■ Recorded data:
** start **

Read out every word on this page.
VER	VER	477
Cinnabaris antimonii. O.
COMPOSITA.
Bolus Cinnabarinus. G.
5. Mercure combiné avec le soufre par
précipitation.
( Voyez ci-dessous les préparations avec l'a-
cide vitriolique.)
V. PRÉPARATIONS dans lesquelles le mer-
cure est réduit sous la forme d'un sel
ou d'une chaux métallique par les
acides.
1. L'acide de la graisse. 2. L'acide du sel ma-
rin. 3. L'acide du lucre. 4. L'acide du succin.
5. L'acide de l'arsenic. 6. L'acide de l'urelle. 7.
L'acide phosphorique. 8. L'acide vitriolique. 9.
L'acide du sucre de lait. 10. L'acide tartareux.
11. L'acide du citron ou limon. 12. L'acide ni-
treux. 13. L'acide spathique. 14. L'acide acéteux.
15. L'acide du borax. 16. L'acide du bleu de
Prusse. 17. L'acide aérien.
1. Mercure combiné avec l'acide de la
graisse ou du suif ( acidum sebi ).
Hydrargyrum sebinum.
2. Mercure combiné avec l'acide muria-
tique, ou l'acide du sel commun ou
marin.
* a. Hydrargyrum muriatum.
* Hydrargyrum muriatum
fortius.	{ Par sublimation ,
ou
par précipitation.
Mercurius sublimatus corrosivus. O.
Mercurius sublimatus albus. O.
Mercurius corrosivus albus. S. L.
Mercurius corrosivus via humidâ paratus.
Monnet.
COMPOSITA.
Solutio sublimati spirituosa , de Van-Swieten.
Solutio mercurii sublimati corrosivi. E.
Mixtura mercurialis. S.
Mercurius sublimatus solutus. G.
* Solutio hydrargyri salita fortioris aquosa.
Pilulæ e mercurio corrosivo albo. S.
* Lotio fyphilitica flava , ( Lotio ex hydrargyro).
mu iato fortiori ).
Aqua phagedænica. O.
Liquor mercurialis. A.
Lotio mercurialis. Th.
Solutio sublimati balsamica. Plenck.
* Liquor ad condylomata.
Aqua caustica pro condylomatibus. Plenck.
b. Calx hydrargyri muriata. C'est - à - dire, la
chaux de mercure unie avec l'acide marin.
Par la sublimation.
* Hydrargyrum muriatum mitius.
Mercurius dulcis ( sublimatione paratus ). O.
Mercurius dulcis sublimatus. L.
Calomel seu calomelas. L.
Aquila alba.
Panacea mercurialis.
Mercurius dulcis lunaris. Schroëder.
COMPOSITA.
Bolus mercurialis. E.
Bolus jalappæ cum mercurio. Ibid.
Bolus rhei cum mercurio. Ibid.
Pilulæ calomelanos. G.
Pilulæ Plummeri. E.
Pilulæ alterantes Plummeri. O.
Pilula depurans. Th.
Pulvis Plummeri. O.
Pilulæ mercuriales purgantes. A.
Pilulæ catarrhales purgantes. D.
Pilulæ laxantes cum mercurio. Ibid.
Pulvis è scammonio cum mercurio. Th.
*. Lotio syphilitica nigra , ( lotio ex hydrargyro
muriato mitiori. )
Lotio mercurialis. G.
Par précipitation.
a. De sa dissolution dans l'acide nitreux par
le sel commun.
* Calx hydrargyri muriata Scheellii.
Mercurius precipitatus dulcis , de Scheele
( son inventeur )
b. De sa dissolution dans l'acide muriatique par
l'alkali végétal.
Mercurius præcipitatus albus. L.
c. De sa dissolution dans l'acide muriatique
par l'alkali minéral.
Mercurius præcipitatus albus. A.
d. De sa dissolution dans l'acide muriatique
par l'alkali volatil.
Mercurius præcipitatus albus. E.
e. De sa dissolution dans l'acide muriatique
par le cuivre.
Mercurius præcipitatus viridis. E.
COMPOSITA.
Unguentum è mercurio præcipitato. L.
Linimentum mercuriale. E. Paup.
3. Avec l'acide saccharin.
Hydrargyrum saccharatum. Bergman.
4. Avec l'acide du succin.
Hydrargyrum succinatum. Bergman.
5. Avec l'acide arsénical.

** end **

■ Task instructions: Determine the number of lines in these entries that contain the word "combiné", and write only that number.

■ Full answer: 3